Repeat every entry in the listing below, exactly.

>> BEGIN SOURCE DATA

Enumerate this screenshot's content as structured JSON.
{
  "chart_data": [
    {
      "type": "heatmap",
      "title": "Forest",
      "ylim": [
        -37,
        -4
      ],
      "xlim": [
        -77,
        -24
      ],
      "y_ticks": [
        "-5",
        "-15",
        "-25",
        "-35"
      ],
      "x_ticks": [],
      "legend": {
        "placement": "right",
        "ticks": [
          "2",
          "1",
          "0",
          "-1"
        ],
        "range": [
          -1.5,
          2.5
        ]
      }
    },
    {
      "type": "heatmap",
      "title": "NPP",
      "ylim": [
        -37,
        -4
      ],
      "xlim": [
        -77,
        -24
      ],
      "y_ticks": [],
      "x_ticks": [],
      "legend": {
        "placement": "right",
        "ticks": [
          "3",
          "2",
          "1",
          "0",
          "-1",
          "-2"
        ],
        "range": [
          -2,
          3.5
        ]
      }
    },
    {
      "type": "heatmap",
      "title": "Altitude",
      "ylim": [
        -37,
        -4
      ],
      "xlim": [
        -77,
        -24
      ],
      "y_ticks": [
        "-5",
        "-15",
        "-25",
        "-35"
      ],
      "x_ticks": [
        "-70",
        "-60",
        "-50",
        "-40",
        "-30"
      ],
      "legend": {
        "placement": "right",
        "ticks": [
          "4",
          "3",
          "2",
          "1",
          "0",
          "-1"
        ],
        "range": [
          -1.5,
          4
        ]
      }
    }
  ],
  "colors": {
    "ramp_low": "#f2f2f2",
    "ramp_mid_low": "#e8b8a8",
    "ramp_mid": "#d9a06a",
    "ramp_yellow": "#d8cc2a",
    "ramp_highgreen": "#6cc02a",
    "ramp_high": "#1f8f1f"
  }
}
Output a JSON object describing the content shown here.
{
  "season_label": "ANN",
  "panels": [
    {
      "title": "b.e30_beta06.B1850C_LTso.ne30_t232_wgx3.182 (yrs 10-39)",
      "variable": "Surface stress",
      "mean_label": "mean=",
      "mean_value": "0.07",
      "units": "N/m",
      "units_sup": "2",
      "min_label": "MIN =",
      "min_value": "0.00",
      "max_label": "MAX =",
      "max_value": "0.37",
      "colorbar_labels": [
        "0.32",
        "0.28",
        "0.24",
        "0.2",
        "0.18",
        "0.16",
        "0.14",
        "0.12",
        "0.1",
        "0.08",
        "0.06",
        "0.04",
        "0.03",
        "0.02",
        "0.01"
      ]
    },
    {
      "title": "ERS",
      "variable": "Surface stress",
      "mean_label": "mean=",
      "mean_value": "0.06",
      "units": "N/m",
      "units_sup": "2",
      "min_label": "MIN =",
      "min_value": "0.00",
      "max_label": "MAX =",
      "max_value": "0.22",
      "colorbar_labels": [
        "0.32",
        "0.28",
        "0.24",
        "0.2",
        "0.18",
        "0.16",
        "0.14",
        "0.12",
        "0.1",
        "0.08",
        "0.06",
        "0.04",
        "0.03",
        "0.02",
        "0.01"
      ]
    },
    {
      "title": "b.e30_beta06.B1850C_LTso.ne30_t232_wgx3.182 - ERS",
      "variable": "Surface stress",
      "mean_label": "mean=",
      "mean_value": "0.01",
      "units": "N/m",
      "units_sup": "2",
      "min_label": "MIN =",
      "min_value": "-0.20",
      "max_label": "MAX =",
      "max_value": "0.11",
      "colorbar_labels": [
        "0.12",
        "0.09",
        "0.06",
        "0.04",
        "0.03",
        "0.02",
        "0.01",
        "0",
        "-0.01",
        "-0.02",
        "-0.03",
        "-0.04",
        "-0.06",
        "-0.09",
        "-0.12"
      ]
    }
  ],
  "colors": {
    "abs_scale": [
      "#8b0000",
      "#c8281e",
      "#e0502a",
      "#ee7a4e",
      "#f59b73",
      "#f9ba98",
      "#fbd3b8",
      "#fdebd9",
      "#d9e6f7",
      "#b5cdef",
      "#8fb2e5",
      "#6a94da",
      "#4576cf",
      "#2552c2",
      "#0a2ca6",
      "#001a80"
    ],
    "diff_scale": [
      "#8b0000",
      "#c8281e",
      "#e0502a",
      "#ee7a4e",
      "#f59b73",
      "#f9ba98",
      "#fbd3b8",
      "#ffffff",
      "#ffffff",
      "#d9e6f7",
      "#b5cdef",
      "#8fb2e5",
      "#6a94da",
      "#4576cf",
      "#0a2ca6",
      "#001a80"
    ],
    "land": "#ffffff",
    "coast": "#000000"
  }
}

>> END SOURCE DATA

→ **PROBLEM SOLUTION**
Enumerate this screenshot's content as structured JSON.
{
  "chart_data": [
    {
      "type": "heatmap",
      "title": "Forest",
      "ylim": [
        -37,
        -4
      ],
      "xlim": [
        -77,
        -24
      ],
      "y_ticks": [
        "-5",
        "-15",
        "-25",
        "-35"
      ],
      "x_ticks": [],
      "legend": {
        "placement": "right",
        "ticks": [
          "2",
          "1",
          "0",
          "-1"
        ],
        "range": [
          -1.5,
          2.5
        ]
      }
    },
    {
      "type": "heatmap",
      "title": "NPP",
      "ylim": [
        -37,
        -4
      ],
      "xlim": [
        -77,
        -24
      ],
      "y_ticks": [],
      "x_ticks": [],
      "legend": {
        "placement": "right",
        "ticks": [
          "3",
          "2",
          "1",
          "0",
          "-1",
          "-2"
        ],
        "range": [
          -2,
          3.5
        ]
      }
    },
    {
      "type": "heatmap",
      "title": "Altitude",
      "ylim": [
        -37,
        -4
      ],
      "xlim": [
        -77,
        -24
      ],
      "y_ticks": [
        "-5",
        "-15",
        "-25",
        "-35"
      ],
      "x_ticks": [
        "-70",
        "-60",
        "-50",
        "-40",
        "-30"
      ],
      "legend": {
        "placement": "right",
        "ticks": [
          "4",
          "3",
          "2",
          "1",
          "0",
          "-1"
        ],
        "range": [
          -1.5,
          4
        ]
      }
    }
  ],
  "colors": {
    "ramp_low": "#f2f2f2",
    "ramp_mid_low": "#e8b8a8",
    "ramp_mid": "#d9a06a",
    "ramp_yellow": "#d8cc2a",
    "ramp_highgreen": "#6cc02a",
    "ramp_high": "#1f8f1f"
  }
}
Output a JSON object describing the content shown here.
{
  "season_label": "ANN",
  "panels": [
    {
      "title": "b.e30_beta06.B1850C_LTso.ne30_t232_wgx3.182 (yrs 10-39)",
      "variable": "Surface stress",
      "mean_label": "mean=",
      "mean_value": "0.07",
      "units": "N/m",
      "units_sup": "2",
      "min_label": "MIN =",
      "min_value": "0.00",
      "max_label": "MAX =",
      "max_value": "0.37",
      "colorbar_labels": [
        "0.32",
        "0.28",
        "0.24",
        "0.2",
        "0.18",
        "0.16",
        "0.14",
        "0.12",
        "0.1",
        "0.08",
        "0.06",
        "0.04",
        "0.03",
        "0.02",
        "0.01"
      ]
    },
    {
      "title": "ERS",
      "variable": "Surface stress",
      "mean_label": "mean=",
      "mean_value": "0.06",
      "units": "N/m",
      "units_sup": "2",
      "min_label": "MIN =",
      "min_value": "0.00",
      "max_label": "MAX =",
      "max_value": "0.22",
      "colorbar_labels": [
        "0.32",
        "0.28",
        "0.24",
        "0.2",
        "0.18",
        "0.16",
        "0.14",
        "0.12",
        "0.1",
        "0.08",
        "0.06",
        "0.04",
        "0.03",
        "0.02",
        "0.01"
      ]
    },
    {
      "title": "b.e30_beta06.B1850C_LTso.ne30_t232_wgx3.182 - ERS",
      "variable": "Surface stress",
      "mean_label": "mean=",
      "mean_value": "0.01",
      "units": "N/m",
      "units_sup": "2",
      "min_label": "MIN =",
      "min_value": "-0.20",
      "max_label": "MAX =",
      "max_value": "0.11",
      "colorbar_labels": [
        "0.12",
        "0.09",
        "0.06",
        "0.04",
        "0.03",
        "0.02",
        "0.01",
        "0",
        "-0.01",
        "-0.02",
        "-0.03",
        "-0.04",
        "-0.06",
        "-0.09",
        "-0.12"
      ]
    }
  ],
  "colors": {
    "abs_scale": [
      "#8b0000",
      "#c8281e",
      "#e0502a",
      "#ee7a4e",
      "#f59b73",
      "#f9ba98",
      "#fbd3b8",
      "#fdebd9",
      "#d9e6f7",
      "#b5cdef",
      "#8fb2e5",
      "#6a94da",
      "#4576cf",
      "#2552c2",
      "#0a2ca6",
      "#001a80"
    ],
    "diff_scale": [
      "#8b0000",
      "#c8281e",
      "#e0502a",
      "#ee7a4e",
      "#f59b73",
      "#f9ba98",
      "#fbd3b8",
      "#ffffff",
      "#ffffff",
      "#d9e6f7",
      "#b5cdef",
      "#8fb2e5",
      "#6a94da",
      "#4576cf",
      "#0a2ca6",
      "#001a80"
    ],
    "land": "#ffffff",
    "coast": "#000000"
  }
}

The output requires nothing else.